Write out the entire listing below exactly as it appears, minus any pictures.

BEGIN Excerpted data

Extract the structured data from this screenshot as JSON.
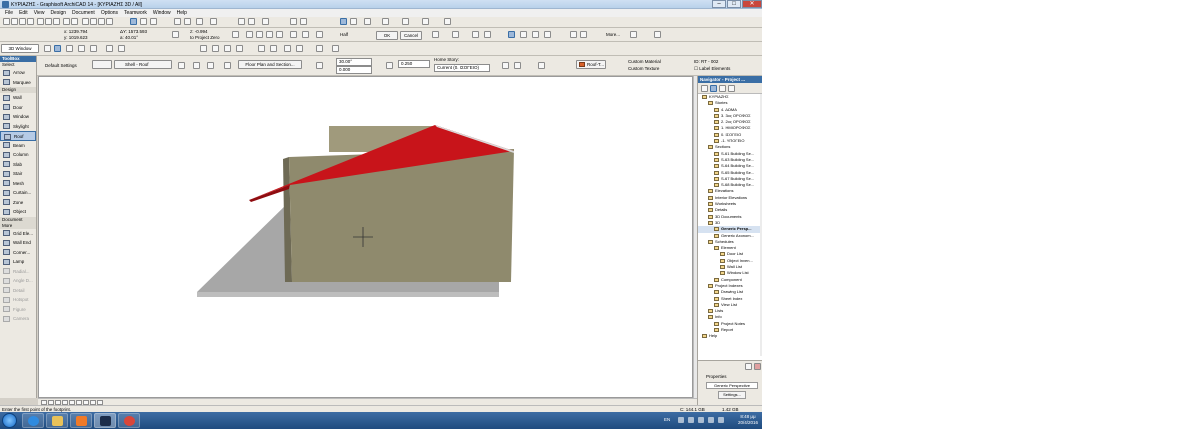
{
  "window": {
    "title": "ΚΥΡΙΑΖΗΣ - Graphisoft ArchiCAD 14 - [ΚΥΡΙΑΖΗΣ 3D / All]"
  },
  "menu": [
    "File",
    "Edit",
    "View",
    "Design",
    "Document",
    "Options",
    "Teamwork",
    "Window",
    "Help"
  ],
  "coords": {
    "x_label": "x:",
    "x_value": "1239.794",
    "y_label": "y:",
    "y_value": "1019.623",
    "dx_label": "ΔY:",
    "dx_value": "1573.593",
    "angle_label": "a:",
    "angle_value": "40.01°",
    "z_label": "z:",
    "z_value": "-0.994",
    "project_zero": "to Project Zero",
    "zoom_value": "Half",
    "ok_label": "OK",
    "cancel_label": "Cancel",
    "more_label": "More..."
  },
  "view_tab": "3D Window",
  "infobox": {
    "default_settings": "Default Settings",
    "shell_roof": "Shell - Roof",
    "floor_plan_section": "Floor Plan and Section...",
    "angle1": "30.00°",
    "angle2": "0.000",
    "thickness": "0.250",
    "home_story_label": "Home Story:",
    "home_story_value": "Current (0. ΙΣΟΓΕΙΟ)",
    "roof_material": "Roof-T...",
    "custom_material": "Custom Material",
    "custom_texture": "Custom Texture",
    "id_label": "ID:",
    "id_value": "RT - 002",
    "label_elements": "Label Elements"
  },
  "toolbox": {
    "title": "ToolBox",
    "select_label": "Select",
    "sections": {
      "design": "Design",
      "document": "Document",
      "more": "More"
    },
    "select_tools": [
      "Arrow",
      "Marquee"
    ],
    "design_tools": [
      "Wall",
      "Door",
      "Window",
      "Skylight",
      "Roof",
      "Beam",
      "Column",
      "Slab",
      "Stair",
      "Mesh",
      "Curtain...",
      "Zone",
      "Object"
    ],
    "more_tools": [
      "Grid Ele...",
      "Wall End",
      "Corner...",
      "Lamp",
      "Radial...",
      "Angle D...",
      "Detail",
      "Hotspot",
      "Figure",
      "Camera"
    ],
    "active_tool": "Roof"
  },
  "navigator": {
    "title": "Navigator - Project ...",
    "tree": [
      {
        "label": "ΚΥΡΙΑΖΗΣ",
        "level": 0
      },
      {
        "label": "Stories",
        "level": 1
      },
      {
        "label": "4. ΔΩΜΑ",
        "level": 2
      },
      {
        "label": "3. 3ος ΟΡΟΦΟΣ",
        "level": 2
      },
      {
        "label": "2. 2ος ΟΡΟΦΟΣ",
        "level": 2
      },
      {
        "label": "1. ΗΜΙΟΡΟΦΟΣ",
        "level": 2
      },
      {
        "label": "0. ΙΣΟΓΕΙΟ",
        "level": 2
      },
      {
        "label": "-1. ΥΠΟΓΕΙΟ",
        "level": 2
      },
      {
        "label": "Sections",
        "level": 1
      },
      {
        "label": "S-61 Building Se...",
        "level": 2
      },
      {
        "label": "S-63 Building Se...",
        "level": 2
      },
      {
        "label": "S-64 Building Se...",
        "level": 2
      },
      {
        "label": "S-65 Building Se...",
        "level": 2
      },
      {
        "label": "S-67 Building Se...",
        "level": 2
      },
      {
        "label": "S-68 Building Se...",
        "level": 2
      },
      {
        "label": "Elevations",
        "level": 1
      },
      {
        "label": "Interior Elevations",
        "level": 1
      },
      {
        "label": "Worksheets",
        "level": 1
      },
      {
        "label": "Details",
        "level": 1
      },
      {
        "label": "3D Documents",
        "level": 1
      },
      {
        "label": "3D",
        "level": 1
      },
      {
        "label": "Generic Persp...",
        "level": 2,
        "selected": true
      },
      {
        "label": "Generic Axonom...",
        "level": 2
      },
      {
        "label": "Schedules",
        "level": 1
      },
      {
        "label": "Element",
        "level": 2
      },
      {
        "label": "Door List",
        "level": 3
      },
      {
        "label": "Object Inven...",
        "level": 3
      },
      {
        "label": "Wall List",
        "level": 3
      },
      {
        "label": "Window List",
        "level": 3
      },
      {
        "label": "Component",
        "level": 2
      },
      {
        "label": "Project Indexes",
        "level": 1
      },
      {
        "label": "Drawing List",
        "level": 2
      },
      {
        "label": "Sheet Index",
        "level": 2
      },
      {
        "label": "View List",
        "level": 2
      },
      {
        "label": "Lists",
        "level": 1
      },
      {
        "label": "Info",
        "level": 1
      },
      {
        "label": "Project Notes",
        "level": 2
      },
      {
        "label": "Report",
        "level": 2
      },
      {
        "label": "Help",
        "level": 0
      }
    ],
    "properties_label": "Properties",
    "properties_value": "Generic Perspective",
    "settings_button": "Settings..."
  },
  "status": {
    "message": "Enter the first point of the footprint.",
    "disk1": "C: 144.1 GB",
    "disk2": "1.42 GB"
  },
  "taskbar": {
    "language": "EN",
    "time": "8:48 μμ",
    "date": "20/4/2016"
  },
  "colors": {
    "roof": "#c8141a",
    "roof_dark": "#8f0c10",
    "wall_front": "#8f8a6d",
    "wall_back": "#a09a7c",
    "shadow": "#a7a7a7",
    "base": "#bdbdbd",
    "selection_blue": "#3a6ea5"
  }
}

END Excerpted data

Correct response:
Extract the structured data from this screenshot as JSON.
{
  "window": {
    "title": "ΚΥΡΙΑΖΗΣ - Graphisoft ArchiCAD 14 - [ΚΥΡΙΑΖΗΣ 3D / All]"
  },
  "menu": [
    "File",
    "Edit",
    "View",
    "Design",
    "Document",
    "Options",
    "Teamwork",
    "Window",
    "Help"
  ],
  "coords": {
    "x_label": "x:",
    "x_value": "1239.794",
    "y_label": "y:",
    "y_value": "1019.623",
    "dx_label": "ΔY:",
    "dx_value": "1573.593",
    "angle_label": "a:",
    "angle_value": "40.01°",
    "z_label": "z:",
    "z_value": "-0.994",
    "project_zero": "to Project Zero",
    "zoom_value": "Half",
    "ok_label": "OK",
    "cancel_label": "Cancel",
    "more_label": "More..."
  },
  "view_tab": "3D Window",
  "infobox": {
    "default_settings": "Default Settings",
    "shell_roof": "Shell - Roof",
    "floor_plan_section": "Floor Plan and Section...",
    "angle1": "30.00°",
    "angle2": "0.000",
    "thickness": "0.250",
    "home_story_label": "Home Story:",
    "home_story_value": "Current (0. ΙΣΟΓΕΙΟ)",
    "roof_material": "Roof-T...",
    "custom_material": "Custom Material",
    "custom_texture": "Custom Texture",
    "id_label": "ID:",
    "id_value": "RT - 002",
    "label_elements": "Label Elements"
  },
  "toolbox": {
    "title": "ToolBox",
    "select_label": "Select",
    "sections": {
      "design": "Design",
      "document": "Document",
      "more": "More"
    },
    "select_tools": [
      "Arrow",
      "Marquee"
    ],
    "design_tools": [
      "Wall",
      "Door",
      "Window",
      "Skylight",
      "Roof",
      "Beam",
      "Column",
      "Slab",
      "Stair",
      "Mesh",
      "Curtain...",
      "Zone",
      "Object"
    ],
    "more_tools": [
      "Grid Ele...",
      "Wall End",
      "Corner...",
      "Lamp",
      "Radial...",
      "Angle D...",
      "Detail",
      "Hotspot",
      "Figure",
      "Camera"
    ],
    "active_tool": "Roof"
  },
  "navigator": {
    "title": "Navigator - Project ...",
    "tree": [
      {
        "label": "ΚΥΡΙΑΖΗΣ",
        "level": 0
      },
      {
        "label": "Stories",
        "level": 1
      },
      {
        "label": "4. ΔΩΜΑ",
        "level": 2
      },
      {
        "label": "3. 3ος ΟΡΟΦΟΣ",
        "level": 2
      },
      {
        "label": "2. 2ος ΟΡΟΦΟΣ",
        "level": 2
      },
      {
        "label": "1. ΗΜΙΟΡΟΦΟΣ",
        "level": 2
      },
      {
        "label": "0. ΙΣΟΓΕΙΟ",
        "level": 2
      },
      {
        "label": "-1. ΥΠΟΓΕΙΟ",
        "level": 2
      },
      {
        "label": "Sections",
        "level": 1
      },
      {
        "label": "S-61 Building Se...",
        "level": 2
      },
      {
        "label": "S-63 Building Se...",
        "level": 2
      },
      {
        "label": "S-64 Building Se...",
        "level": 2
      },
      {
        "label": "S-65 Building Se...",
        "level": 2
      },
      {
        "label": "S-67 Building Se...",
        "level": 2
      },
      {
        "label": "S-68 Building Se...",
        "level": 2
      },
      {
        "label": "Elevations",
        "level": 1
      },
      {
        "label": "Interior Elevations",
        "level": 1
      },
      {
        "label": "Worksheets",
        "level": 1
      },
      {
        "label": "Details",
        "level": 1
      },
      {
        "label": "3D Documents",
        "level": 1
      },
      {
        "label": "3D",
        "level": 1
      },
      {
        "label": "Generic Persp...",
        "level": 2,
        "selected": true
      },
      {
        "label": "Generic Axonom...",
        "level": 2
      },
      {
        "label": "Schedules",
        "level": 1
      },
      {
        "label": "Element",
        "level": 2
      },
      {
        "label": "Door List",
        "level": 3
      },
      {
        "label": "Object Inven...",
        "level": 3
      },
      {
        "label": "Wall List",
        "level": 3
      },
      {
        "label": "Window List",
        "level": 3
      },
      {
        "label": "Component",
        "level": 2
      },
      {
        "label": "Project Indexes",
        "level": 1
      },
      {
        "label": "Drawing List",
        "level": 2
      },
      {
        "label": "Sheet Index",
        "level": 2
      },
      {
        "label": "View List",
        "level": 2
      },
      {
        "label": "Lists",
        "level": 1
      },
      {
        "label": "Info",
        "level": 1
      },
      {
        "label": "Project Notes",
        "level": 2
      },
      {
        "label": "Report",
        "level": 2
      },
      {
        "label": "Help",
        "level": 0
      }
    ],
    "properties_label": "Properties",
    "properties_value": "Generic Perspective",
    "settings_button": "Settings..."
  },
  "status": {
    "message": "Enter the first point of the footprint.",
    "disk1": "C: 144.1 GB",
    "disk2": "1.42 GB"
  },
  "taskbar": {
    "language": "EN",
    "time": "8:48 μμ",
    "date": "20/4/2016"
  },
  "colors": {
    "roof": "#c8141a",
    "roof_dark": "#8f0c10",
    "wall_front": "#8f8a6d",
    "wall_back": "#a09a7c",
    "shadow": "#a7a7a7",
    "base": "#bdbdbd",
    "selection_blue": "#3a6ea5"
  }
}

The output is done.